Data records
_ _ _ _ _
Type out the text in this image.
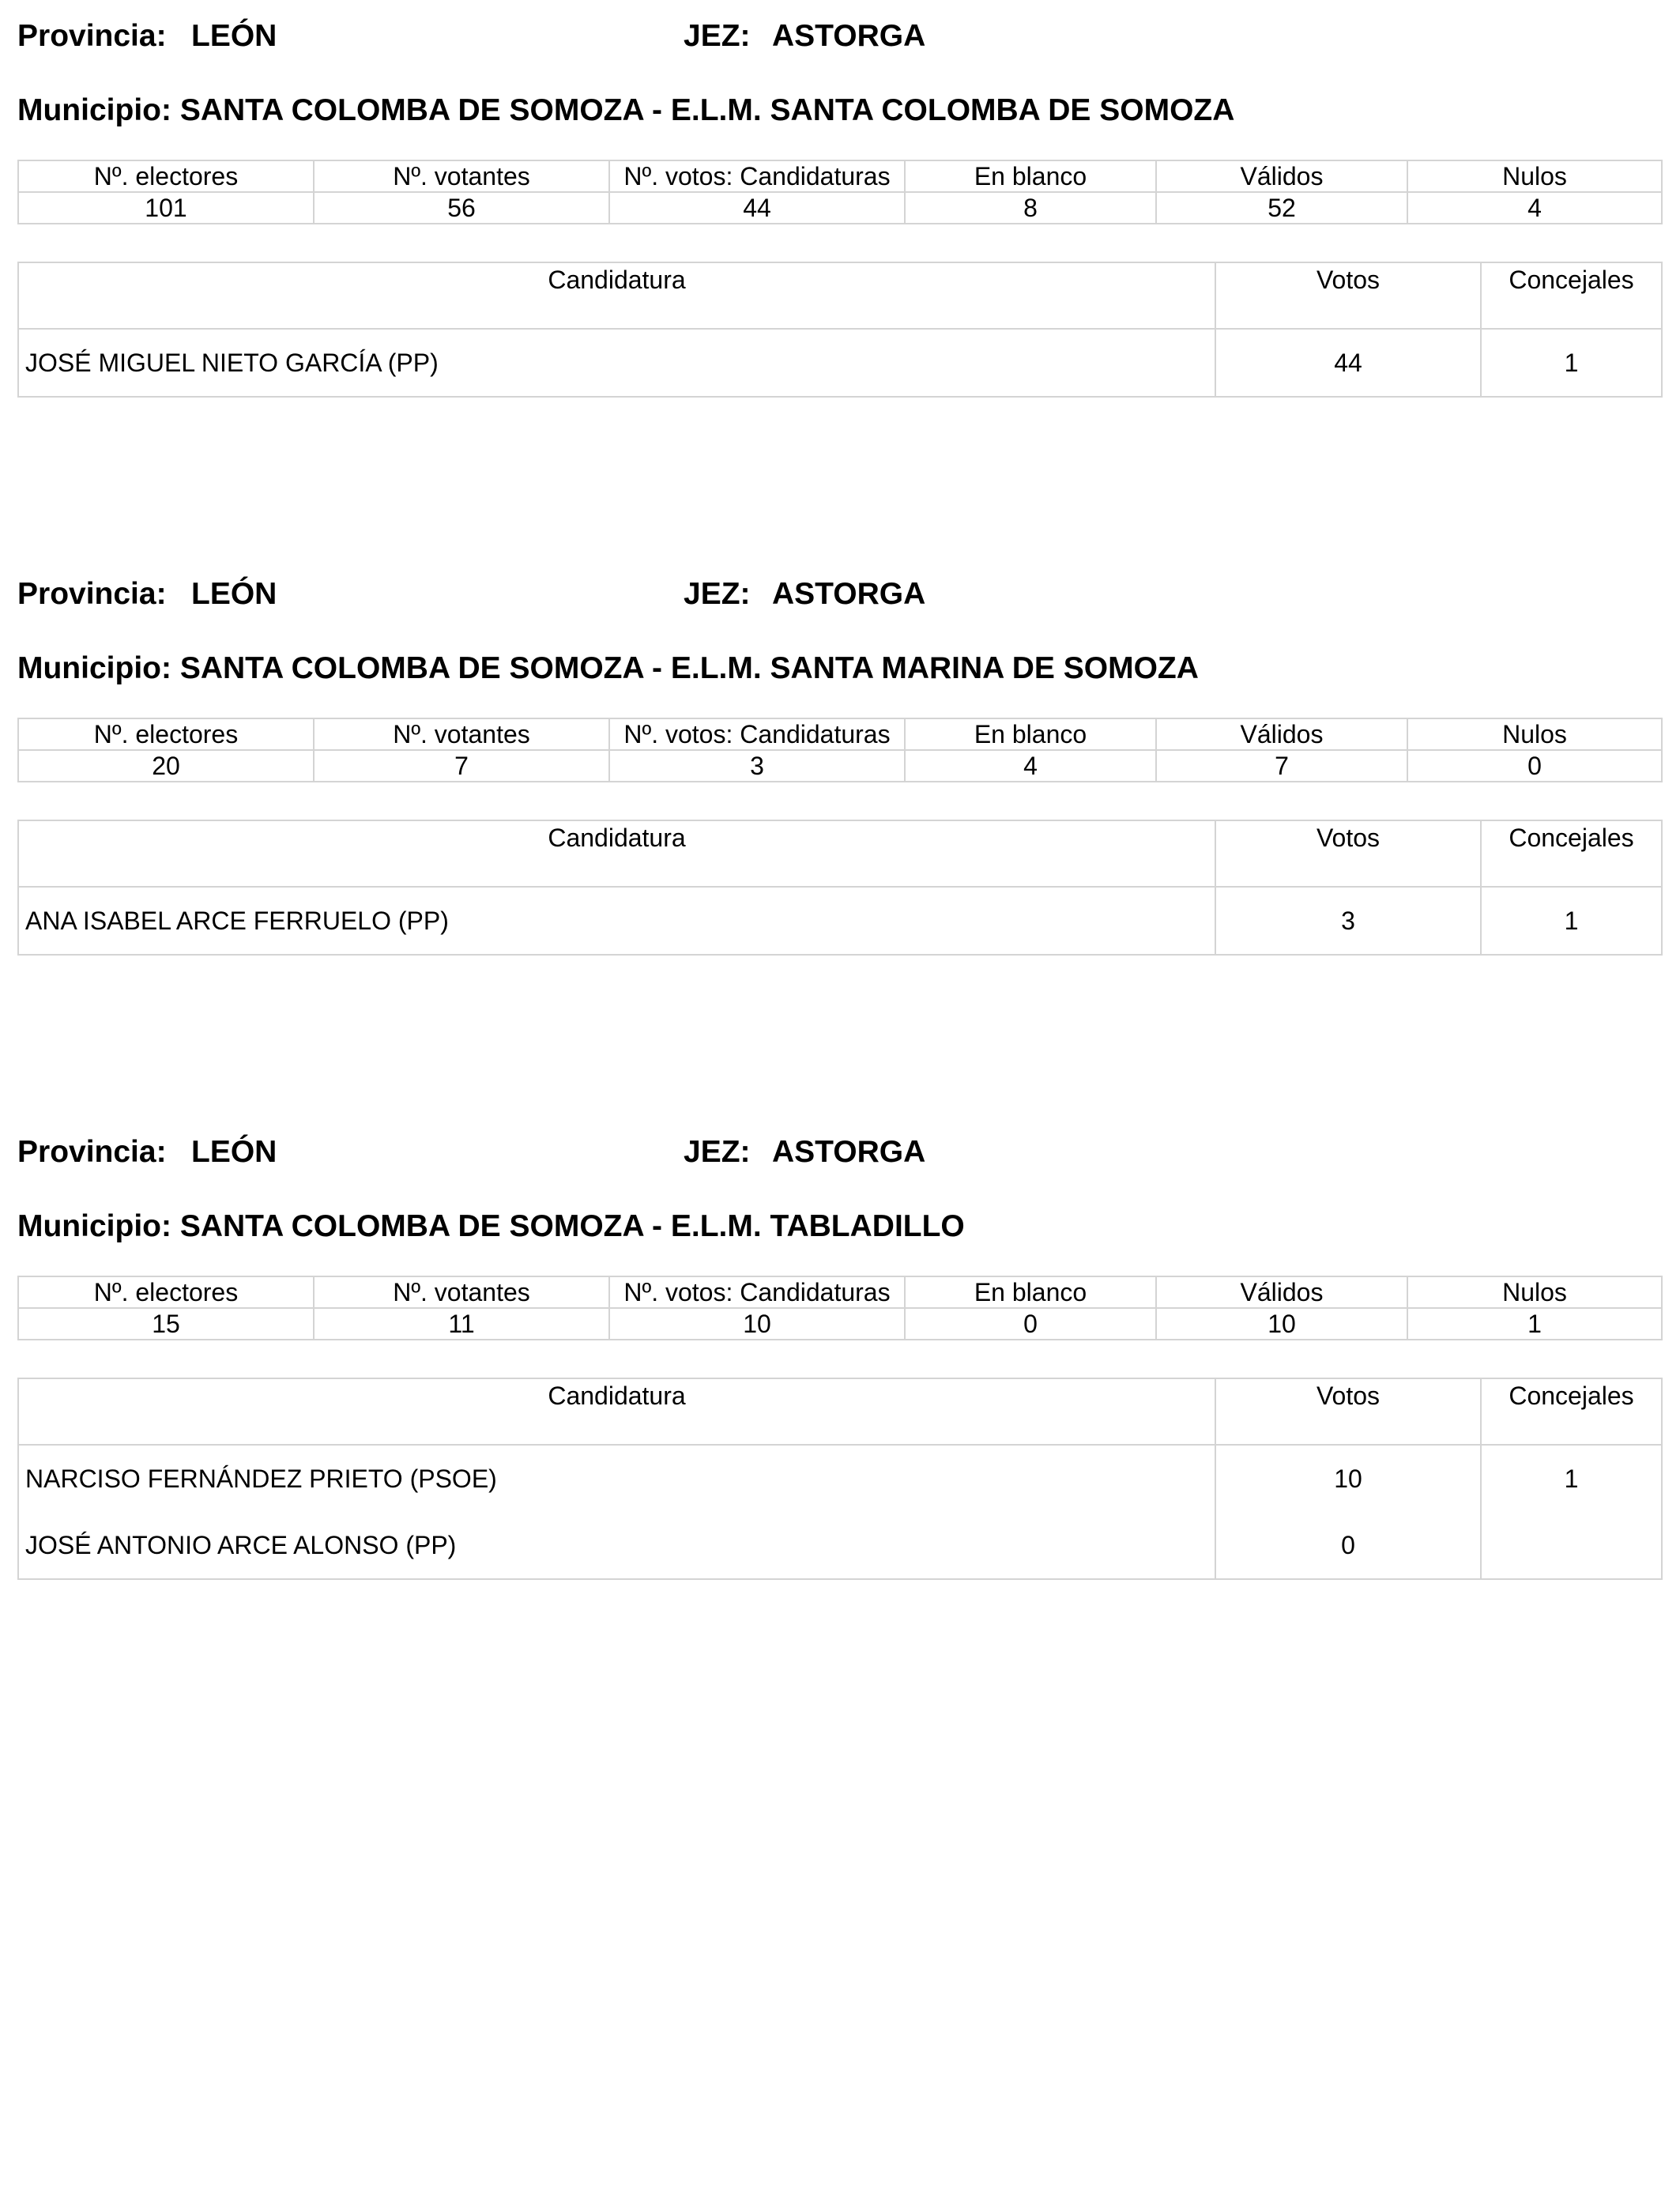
Provincia: LEÓN	JEZ: ASTORGA
Municipio: SANTA COLOMBA DE SOMOZA - E.L.M. SANTA COLOMBA DE SOMOZA
Nº. electores	Nº. votantes	Nº. votos: Candidaturas	En blanco	Válidos	Nulos
101	56	44	8	52	4
Candidatura	Votos	Concejales
JOSÉ MIGUEL NIETO GARCÍA (PP)	44	1
Provincia: LEÓN	JEZ: ASTORGA
Municipio: SANTA COLOMBA DE SOMOZA - E.L.M. SANTA MARINA DE SOMOZA
Nº. electores	Nº. votantes	Nº. votos: Candidaturas	En blanco	Válidos	Nulos
20	7	3	4	7	0
Candidatura	Votos	Concejales
ANA ISABEL ARCE FERRUELO (PP)	3	1
Provincia: LEÓN	JEZ: ASTORGA
Municipio: SANTA COLOMBA DE SOMOZA - E.L.M. TABLADILLO
Nº. electores	Nº. votantes	Nº. votos: Candidaturas	En blanco	Válidos	Nulos
15	11	10	0	10	1
Candidatura	Votos	Concejales
NARCISO FERNÁNDEZ PRIETO (PSOE)	10	1
JOSÉ ANTONIO ARCE ALONSO (PP)	0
_ _ _ _ _
__Given task__:
Copy the entries above faithfully and omit every image.

__Solution for this task__:
Type out the text in this image.
Provincia: LEÓN	JEZ: ASTORGA
Municipio: SANTA COLOMBA DE SOMOZA - E.L.M. SANTA COLOMBA DE SOMOZA
Nº. electores	Nº. votantes	Nº. votos: Candidaturas	En blanco	Válidos	Nulos
101	56	44	8	52	4
Candidatura	Votos	Concejales
JOSÉ MIGUEL NIETO GARCÍA (PP)	44	1
Provincia: LEÓN	JEZ: ASTORGA
Municipio: SANTA COLOMBA DE SOMOZA - E.L.M. SANTA MARINA DE SOMOZA
Nº. electores	Nº. votantes	Nº. votos: Candidaturas	En blanco	Válidos	Nulos
20	7	3	4	7	0
Candidatura	Votos	Concejales
ANA ISABEL ARCE FERRUELO (PP)	3	1
Provincia: LEÓN	JEZ: ASTORGA
Municipio: SANTA COLOMBA DE SOMOZA - E.L.M. TABLADILLO
Nº. electores	Nº. votantes	Nº. votos: Candidaturas	En blanco	Válidos	Nulos
15	11	10	0	10	1
Candidatura	Votos	Concejales
NARCISO FERNÁNDEZ PRIETO (PSOE)	10	1
JOSÉ ANTONIO ARCE ALONSO (PP)	0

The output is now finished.